Exercise aim: Skip the images and return the records below exactly.

Supplied records:
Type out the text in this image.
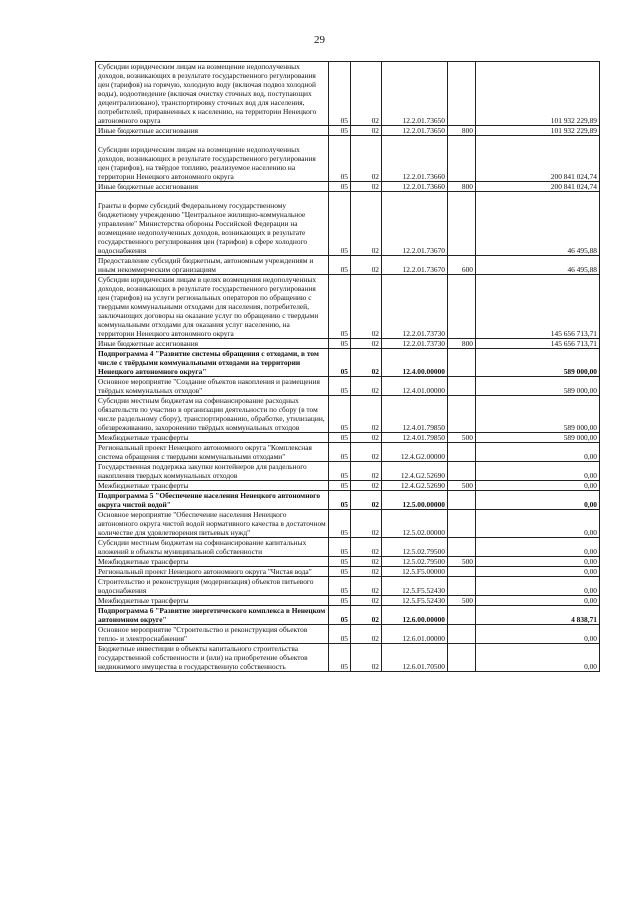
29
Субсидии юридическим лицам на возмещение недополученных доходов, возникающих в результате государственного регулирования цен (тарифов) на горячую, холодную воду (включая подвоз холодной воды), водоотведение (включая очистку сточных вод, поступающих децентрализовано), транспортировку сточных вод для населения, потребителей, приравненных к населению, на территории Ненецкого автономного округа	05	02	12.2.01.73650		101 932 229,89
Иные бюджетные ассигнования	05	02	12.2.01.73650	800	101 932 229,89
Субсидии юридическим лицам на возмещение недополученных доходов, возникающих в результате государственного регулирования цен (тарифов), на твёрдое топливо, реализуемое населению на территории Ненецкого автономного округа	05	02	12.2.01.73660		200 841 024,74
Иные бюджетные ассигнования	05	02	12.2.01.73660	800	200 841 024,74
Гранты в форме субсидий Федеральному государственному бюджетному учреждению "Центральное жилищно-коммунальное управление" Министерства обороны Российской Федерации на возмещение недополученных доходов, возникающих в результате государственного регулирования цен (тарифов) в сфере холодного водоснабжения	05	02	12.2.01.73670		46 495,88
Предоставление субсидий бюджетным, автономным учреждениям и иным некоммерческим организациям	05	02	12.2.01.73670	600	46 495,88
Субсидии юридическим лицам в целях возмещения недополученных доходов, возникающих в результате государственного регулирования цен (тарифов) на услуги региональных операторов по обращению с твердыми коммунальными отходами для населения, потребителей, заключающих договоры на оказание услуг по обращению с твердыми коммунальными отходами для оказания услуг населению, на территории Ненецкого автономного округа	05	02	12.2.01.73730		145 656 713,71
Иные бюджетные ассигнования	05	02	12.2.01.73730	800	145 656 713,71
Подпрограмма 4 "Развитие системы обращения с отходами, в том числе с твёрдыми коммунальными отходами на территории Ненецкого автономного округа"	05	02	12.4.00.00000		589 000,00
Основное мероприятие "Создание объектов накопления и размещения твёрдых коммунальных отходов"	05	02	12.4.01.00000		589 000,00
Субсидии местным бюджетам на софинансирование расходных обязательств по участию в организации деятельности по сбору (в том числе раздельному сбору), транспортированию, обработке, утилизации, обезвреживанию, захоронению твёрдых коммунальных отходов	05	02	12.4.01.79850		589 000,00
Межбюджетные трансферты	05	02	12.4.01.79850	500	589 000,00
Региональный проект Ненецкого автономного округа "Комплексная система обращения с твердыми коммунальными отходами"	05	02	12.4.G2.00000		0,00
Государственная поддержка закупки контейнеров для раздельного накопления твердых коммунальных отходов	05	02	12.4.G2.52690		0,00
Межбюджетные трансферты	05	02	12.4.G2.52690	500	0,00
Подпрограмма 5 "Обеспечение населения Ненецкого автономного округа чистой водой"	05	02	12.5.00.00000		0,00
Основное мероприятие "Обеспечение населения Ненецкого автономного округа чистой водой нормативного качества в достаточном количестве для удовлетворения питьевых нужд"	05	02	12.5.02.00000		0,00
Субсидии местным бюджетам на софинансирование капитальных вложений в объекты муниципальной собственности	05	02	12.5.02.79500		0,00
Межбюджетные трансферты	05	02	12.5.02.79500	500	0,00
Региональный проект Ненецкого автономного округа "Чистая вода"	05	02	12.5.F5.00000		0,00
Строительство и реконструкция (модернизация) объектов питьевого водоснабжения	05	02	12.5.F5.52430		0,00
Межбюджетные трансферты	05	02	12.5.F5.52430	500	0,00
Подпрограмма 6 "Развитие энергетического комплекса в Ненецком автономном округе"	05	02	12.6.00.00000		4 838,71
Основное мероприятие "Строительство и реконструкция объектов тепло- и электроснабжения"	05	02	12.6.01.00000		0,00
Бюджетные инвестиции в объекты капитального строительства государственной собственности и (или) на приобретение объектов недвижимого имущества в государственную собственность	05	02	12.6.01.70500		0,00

Exercise output:
Type out the text in this image.
29
Субсидии юридическим лицам на возмещение недополученных доходов, возникающих в результате государственного регулирования цен (тарифов) на горячую, холодную воду (включая подвоз холодной воды), водоотведение (включая очистку сточных вод, поступающих децентрализовано), транспортировку сточных вод для населения, потребителей, приравненных к населению, на территории Ненецкого автономного округа	05	02	12.2.01.73650		101 932 229,89
Иные бюджетные ассигнования	05	02	12.2.01.73650	800	101 932 229,89
Субсидии юридическим лицам на возмещение недополученных доходов, возникающих в результате государственного регулирования цен (тарифов), на твёрдое топливо, реализуемое населению на территории Ненецкого автономного округа	05	02	12.2.01.73660		200 841 024,74
Иные бюджетные ассигнования	05	02	12.2.01.73660	800	200 841 024,74
Гранты в форме субсидий Федеральному государственному бюджетному учреждению "Центральное жилищно-коммунальное управление" Министерства обороны Российской Федерации на возмещение недополученных доходов, возникающих в результате государственного регулирования цен (тарифов) в сфере холодного водоснабжения	05	02	12.2.01.73670		46 495,88
Предоставление субсидий бюджетным, автономным учреждениям и иным некоммерческим организациям	05	02	12.2.01.73670	600	46 495,88
Субсидии юридическим лицам в целях возмещения недополученных доходов, возникающих в результате государственного регулирования цен (тарифов) на услуги региональных операторов по обращению с твердыми коммунальными отходами для населения, потребителей, заключающих договоры на оказание услуг по обращению с твердыми коммунальными отходами для оказания услуг населению, на территории Ненецкого автономного округа	05	02	12.2.01.73730		145 656 713,71
Иные бюджетные ассигнования	05	02	12.2.01.73730	800	145 656 713,71
Подпрограмма 4 "Развитие системы обращения с отходами, в том числе с твёрдыми коммунальными отходами на территории Ненецкого автономного округа"	05	02	12.4.00.00000		589 000,00
Основное мероприятие "Создание объектов накопления и размещения твёрдых коммунальных отходов"	05	02	12.4.01.00000		589 000,00
Субсидии местным бюджетам на софинансирование расходных обязательств по участию в организации деятельности по сбору (в том числе раздельному сбору), транспортированию, обработке, утилизации, обезвреживанию, захоронению твёрдых коммунальных отходов	05	02	12.4.01.79850		589 000,00
Межбюджетные трансферты	05	02	12.4.01.79850	500	589 000,00
Региональный проект Ненецкого автономного округа "Комплексная система обращения с твердыми коммунальными отходами"	05	02	12.4.G2.00000		0,00
Государственная поддержка закупки контейнеров для раздельного накопления твердых коммунальных отходов	05	02	12.4.G2.52690		0,00
Межбюджетные трансферты	05	02	12.4.G2.52690	500	0,00
Подпрограмма 5 "Обеспечение населения Ненецкого автономного округа чистой водой"	05	02	12.5.00.00000		0,00
Основное мероприятие "Обеспечение населения Ненецкого автономного округа чистой водой нормативного качества в достаточном количестве для удовлетворения питьевых нужд"	05	02	12.5.02.00000		0,00
Субсидии местным бюджетам на софинансирование капитальных вложений в объекты муниципальной собственности	05	02	12.5.02.79500		0,00
Межбюджетные трансферты	05	02	12.5.02.79500	500	0,00
Региональный проект Ненецкого автономного округа "Чистая вода"	05	02	12.5.F5.00000		0,00
Строительство и реконструкция (модернизация) объектов питьевого водоснабжения	05	02	12.5.F5.52430		0,00
Межбюджетные трансферты	05	02	12.5.F5.52430	500	0,00
Подпрограмма 6 "Развитие энергетического комплекса в Ненецком автономном округе"	05	02	12.6.00.00000		4 838,71
Основное мероприятие "Строительство и реконструкция объектов тепло- и электроснабжения"	05	02	12.6.01.00000		0,00
Бюджетные инвестиции в объекты капитального строительства государственной собственности и (или) на приобретение объектов недвижимого имущества в государственную собственность	05	02	12.6.01.70500		0,00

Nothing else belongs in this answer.